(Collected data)

-- Begin --

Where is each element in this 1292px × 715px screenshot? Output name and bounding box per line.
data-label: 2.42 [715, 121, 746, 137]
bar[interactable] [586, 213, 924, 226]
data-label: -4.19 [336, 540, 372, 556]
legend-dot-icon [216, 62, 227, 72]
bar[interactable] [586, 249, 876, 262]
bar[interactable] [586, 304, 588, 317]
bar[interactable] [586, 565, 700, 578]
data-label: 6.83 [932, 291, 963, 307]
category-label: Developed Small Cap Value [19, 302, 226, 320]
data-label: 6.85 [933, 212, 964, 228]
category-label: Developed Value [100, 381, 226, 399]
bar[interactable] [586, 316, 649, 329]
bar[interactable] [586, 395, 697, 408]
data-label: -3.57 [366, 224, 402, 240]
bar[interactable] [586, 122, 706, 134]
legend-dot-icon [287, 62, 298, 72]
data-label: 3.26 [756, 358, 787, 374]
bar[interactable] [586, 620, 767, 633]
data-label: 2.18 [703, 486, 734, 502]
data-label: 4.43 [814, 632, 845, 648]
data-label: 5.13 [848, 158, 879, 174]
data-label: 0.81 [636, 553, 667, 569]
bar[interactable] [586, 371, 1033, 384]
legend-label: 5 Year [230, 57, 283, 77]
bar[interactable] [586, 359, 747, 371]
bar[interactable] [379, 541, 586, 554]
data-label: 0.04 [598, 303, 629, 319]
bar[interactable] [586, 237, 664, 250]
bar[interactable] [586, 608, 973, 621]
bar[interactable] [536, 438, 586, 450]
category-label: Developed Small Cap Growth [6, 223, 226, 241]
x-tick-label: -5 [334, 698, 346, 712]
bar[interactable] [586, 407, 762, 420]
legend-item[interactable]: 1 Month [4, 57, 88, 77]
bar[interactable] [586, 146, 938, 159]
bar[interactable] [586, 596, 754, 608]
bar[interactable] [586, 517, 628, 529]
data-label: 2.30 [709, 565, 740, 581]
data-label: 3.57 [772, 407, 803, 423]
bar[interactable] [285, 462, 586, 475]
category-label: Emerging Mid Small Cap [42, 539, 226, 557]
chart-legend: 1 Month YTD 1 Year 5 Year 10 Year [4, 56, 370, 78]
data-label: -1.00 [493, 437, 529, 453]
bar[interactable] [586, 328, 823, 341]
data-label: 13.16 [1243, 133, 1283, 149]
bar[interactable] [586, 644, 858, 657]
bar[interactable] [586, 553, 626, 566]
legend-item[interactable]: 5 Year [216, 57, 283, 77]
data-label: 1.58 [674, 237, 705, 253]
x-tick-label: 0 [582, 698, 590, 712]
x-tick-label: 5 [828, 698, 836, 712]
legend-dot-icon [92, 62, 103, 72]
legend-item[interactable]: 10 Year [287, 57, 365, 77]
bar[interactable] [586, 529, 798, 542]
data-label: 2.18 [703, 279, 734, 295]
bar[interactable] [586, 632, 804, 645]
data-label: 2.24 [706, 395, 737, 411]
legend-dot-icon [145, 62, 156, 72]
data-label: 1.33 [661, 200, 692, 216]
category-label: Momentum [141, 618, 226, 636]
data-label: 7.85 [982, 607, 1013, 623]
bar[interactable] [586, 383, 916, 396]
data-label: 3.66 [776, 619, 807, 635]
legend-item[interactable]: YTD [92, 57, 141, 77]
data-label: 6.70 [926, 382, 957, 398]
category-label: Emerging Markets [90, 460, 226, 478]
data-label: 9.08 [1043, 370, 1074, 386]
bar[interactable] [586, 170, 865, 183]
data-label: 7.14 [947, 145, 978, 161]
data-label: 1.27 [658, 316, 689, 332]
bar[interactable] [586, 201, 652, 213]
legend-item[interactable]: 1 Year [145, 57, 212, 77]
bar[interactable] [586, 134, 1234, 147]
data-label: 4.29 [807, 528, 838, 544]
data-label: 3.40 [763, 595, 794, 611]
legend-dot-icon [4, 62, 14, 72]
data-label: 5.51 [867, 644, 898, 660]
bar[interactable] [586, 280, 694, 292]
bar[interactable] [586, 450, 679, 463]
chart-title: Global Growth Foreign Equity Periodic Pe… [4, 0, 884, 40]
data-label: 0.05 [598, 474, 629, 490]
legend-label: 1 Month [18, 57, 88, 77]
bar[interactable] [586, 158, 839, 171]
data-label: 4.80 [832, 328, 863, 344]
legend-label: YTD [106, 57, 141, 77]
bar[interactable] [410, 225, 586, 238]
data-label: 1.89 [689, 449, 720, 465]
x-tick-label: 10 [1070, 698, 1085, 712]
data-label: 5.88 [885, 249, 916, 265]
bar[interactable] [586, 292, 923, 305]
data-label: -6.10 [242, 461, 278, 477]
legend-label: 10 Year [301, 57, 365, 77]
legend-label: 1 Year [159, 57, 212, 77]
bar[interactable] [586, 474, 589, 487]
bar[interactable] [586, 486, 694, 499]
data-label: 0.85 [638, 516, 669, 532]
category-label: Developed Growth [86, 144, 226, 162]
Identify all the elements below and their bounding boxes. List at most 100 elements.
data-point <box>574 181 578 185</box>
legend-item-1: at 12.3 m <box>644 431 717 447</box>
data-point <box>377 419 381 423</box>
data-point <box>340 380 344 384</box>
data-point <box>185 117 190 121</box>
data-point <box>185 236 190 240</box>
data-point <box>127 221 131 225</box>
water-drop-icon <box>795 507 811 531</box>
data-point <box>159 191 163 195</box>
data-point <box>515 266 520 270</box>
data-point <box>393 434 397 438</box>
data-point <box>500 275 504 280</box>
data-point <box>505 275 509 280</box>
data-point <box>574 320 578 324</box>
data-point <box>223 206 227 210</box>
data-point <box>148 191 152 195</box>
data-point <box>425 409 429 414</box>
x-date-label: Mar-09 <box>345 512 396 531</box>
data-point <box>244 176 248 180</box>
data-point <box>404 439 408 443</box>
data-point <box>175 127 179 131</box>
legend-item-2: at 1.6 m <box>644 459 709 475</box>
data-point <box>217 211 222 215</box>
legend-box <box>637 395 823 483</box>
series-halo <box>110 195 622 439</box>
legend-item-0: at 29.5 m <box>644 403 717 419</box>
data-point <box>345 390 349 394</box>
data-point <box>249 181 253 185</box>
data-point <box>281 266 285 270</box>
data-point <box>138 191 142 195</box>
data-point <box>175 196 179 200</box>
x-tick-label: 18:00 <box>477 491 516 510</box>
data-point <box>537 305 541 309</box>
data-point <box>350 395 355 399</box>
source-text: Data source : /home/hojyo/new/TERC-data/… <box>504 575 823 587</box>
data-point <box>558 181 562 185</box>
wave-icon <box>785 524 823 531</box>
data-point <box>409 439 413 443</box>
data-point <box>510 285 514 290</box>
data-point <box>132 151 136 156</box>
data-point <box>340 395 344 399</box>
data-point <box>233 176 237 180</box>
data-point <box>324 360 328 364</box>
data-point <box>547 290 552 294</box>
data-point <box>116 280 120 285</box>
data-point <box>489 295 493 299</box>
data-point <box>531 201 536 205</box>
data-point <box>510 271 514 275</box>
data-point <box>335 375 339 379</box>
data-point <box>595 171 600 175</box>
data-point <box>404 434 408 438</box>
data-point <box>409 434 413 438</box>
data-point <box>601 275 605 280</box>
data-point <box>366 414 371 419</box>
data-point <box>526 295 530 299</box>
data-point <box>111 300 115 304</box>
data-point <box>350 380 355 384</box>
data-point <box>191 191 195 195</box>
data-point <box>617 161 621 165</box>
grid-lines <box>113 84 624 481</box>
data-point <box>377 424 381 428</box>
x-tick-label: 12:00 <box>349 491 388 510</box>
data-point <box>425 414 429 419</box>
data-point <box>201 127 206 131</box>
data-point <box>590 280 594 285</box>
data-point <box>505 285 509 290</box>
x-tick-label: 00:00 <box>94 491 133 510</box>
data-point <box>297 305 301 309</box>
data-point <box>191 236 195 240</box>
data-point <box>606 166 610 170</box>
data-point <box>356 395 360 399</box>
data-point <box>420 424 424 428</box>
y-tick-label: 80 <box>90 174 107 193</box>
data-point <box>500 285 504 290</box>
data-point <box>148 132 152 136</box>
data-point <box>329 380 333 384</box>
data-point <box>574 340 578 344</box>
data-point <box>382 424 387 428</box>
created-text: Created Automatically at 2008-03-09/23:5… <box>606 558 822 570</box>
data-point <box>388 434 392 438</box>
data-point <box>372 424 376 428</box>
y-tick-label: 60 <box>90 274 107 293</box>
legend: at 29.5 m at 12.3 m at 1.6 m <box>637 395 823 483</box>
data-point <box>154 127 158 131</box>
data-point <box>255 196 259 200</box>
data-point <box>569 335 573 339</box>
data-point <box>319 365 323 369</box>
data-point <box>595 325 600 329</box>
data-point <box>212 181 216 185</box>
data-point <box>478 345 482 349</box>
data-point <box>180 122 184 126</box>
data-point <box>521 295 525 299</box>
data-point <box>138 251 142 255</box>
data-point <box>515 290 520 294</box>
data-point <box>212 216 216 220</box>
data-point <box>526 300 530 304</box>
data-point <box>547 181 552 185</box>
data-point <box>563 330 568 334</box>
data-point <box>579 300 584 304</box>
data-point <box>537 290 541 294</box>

-- End --

▸ **Problem to work on**: Put the data from its first line through the line containing "data-label: 6.83 [932, 291, 963, 307]", including that line, into a numbered list, leaving out any blank lines.

▸ **Result for this exercise**:
1. Where is each element in this 1292px × 715px screenshot? Output name and bounding box per line.
2. data-label: 2.42 [715, 121, 746, 137]
3. bar[interactable] [586, 213, 924, 226]
4. data-label: -4.19 [336, 540, 372, 556]
5. legend-dot-icon [216, 62, 227, 72]
6. bar[interactable] [586, 249, 876, 262]
7. bar[interactable] [586, 304, 588, 317]
8. bar[interactable] [586, 565, 700, 578]
9. data-label: 6.83 [932, 291, 963, 307]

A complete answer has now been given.